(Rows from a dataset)

--- Begin ---

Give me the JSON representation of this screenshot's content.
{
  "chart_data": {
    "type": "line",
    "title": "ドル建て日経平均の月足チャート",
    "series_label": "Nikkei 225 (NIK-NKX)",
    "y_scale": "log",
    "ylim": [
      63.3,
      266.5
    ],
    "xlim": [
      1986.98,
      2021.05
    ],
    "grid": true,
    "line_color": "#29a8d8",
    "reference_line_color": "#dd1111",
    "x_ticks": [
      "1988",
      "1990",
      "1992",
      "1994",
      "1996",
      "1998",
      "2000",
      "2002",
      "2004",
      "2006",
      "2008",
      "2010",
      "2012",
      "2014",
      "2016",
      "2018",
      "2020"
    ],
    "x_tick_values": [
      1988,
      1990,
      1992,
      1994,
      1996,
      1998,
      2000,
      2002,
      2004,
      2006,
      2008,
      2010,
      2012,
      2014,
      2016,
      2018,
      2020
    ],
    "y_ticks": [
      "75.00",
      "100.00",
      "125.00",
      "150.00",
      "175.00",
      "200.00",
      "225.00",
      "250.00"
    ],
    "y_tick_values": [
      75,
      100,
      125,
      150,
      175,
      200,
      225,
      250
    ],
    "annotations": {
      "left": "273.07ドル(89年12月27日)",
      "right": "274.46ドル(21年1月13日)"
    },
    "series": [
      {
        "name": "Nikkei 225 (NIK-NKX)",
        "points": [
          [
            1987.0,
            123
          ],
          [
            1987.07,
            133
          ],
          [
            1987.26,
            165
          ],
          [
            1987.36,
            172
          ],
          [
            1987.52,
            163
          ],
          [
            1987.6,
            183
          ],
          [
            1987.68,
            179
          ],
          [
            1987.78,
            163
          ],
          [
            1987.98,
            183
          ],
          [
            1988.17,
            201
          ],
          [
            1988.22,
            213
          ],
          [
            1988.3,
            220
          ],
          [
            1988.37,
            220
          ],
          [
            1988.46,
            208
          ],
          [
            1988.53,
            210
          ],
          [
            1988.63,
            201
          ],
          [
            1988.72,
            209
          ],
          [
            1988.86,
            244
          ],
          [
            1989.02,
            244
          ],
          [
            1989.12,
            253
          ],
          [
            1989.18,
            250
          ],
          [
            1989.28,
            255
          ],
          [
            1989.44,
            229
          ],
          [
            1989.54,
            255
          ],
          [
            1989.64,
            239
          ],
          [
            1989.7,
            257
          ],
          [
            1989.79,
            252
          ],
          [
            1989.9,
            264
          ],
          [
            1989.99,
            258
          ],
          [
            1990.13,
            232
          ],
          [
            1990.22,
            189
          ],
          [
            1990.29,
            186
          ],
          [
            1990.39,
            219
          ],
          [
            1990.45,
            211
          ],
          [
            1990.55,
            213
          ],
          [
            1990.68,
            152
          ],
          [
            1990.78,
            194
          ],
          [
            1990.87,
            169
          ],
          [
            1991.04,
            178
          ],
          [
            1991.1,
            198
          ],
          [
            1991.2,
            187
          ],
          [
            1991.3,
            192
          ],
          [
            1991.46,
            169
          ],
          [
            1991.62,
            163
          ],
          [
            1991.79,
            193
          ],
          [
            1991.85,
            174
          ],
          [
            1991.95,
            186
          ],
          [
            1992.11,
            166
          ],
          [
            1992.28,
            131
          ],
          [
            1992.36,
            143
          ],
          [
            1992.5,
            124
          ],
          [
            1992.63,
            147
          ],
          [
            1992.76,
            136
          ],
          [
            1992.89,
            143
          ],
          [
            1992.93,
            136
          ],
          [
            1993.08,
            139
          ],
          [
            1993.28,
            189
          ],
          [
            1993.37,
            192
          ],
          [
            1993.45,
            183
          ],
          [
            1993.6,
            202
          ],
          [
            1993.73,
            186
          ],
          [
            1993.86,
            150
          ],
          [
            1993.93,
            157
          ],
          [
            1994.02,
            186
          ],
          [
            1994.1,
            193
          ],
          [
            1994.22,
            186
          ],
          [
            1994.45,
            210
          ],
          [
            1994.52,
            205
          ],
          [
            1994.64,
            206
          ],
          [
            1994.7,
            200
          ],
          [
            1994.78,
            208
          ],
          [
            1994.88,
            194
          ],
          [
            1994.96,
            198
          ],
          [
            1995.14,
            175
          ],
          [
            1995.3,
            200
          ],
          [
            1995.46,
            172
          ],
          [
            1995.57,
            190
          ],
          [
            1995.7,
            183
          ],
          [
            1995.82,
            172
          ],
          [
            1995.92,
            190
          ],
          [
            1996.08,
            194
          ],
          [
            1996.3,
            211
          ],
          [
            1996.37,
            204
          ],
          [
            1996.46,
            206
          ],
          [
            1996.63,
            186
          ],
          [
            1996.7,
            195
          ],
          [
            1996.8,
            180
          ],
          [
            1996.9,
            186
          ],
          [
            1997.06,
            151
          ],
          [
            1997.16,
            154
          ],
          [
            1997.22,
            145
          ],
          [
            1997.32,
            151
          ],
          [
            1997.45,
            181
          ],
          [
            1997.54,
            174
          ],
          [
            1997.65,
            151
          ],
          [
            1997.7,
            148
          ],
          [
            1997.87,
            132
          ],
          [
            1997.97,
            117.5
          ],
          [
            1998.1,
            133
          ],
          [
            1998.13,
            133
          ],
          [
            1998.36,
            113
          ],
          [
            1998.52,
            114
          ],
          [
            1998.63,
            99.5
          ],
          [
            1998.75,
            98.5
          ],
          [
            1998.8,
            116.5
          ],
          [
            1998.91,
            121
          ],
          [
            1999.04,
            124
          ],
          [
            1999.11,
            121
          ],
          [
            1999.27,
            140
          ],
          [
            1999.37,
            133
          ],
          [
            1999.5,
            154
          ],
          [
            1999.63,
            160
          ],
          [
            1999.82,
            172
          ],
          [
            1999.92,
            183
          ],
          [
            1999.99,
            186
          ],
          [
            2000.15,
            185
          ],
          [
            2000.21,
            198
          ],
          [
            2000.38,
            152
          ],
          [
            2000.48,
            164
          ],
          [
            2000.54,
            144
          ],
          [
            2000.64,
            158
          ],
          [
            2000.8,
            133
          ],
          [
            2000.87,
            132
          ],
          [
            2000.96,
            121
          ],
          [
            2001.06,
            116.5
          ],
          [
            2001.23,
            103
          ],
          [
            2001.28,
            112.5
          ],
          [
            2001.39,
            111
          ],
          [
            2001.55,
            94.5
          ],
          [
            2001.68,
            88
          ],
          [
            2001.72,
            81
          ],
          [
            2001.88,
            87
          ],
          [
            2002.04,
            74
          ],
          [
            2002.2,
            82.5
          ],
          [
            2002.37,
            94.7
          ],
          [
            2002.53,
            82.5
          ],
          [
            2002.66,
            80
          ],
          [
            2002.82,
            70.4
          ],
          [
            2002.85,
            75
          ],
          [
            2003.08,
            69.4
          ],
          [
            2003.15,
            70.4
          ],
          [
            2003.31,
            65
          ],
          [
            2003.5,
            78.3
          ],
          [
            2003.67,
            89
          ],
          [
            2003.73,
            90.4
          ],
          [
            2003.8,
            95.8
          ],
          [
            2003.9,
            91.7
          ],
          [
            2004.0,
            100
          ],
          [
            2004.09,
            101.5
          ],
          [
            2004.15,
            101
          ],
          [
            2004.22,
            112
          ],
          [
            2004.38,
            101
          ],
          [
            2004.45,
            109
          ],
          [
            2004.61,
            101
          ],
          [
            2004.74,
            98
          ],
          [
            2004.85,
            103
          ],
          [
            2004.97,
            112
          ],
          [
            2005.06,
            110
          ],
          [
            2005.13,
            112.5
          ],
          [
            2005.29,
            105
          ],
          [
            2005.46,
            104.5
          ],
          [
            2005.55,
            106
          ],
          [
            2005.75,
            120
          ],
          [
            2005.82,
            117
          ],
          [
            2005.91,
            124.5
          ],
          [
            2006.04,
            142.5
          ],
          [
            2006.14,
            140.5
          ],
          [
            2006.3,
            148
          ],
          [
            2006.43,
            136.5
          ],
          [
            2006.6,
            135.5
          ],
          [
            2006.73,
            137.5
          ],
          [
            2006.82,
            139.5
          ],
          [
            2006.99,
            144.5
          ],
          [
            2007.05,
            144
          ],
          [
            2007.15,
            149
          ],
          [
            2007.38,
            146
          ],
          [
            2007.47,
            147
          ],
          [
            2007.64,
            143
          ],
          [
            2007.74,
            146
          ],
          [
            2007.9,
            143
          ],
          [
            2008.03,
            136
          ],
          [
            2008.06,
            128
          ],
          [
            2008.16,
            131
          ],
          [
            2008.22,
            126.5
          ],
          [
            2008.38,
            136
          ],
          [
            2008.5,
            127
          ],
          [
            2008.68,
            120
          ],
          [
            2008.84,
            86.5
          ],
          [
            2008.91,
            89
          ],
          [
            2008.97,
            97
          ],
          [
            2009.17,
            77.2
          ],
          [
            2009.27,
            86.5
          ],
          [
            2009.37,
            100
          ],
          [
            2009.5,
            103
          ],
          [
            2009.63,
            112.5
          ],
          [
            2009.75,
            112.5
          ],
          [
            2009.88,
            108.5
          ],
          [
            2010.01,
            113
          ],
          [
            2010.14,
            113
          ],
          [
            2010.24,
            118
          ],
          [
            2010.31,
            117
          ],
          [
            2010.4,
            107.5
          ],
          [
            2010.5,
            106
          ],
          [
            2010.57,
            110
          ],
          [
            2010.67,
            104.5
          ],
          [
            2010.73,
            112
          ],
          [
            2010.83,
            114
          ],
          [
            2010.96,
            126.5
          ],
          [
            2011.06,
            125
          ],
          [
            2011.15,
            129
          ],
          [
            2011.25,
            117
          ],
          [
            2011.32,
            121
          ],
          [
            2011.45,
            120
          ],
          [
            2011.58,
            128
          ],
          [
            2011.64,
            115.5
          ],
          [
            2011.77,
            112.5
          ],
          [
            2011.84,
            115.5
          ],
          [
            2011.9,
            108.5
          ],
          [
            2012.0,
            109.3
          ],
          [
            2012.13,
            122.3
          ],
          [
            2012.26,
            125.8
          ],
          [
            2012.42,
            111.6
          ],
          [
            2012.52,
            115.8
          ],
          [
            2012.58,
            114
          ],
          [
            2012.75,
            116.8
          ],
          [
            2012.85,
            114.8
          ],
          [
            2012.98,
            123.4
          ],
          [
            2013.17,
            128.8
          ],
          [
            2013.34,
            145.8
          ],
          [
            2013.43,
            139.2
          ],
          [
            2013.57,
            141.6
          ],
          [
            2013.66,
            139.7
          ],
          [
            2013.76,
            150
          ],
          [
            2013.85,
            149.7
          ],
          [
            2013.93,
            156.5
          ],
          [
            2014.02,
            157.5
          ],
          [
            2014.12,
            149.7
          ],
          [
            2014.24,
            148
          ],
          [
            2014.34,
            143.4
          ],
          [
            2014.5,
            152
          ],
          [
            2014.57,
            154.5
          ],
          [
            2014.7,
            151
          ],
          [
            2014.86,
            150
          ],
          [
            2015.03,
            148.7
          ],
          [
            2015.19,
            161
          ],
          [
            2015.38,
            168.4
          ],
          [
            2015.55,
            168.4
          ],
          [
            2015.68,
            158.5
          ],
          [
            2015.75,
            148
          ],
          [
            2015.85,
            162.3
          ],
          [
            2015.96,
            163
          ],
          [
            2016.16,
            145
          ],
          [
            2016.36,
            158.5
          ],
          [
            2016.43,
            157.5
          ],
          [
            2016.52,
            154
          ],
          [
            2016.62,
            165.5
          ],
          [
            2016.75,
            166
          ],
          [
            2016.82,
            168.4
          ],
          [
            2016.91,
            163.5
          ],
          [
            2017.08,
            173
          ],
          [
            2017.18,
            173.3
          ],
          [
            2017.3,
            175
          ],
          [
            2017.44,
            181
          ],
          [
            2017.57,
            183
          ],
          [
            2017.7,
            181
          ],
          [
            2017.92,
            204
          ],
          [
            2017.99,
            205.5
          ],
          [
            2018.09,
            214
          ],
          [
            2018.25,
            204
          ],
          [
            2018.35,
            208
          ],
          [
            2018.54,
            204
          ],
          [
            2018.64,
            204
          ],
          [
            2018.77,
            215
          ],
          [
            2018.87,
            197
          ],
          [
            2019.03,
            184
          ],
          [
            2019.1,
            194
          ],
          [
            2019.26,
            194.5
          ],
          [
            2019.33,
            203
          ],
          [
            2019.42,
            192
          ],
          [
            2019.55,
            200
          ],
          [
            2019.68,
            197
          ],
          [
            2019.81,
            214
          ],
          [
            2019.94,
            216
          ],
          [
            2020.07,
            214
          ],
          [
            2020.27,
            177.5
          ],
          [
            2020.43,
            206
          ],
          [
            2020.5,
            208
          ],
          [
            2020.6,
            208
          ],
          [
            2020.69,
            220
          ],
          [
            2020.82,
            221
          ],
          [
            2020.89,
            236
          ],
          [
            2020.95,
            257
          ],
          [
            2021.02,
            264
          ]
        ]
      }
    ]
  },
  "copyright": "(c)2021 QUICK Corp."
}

--- End ---

Provide the number of lines in these entries that hold the word "Nikkei", without any accompanying text.

2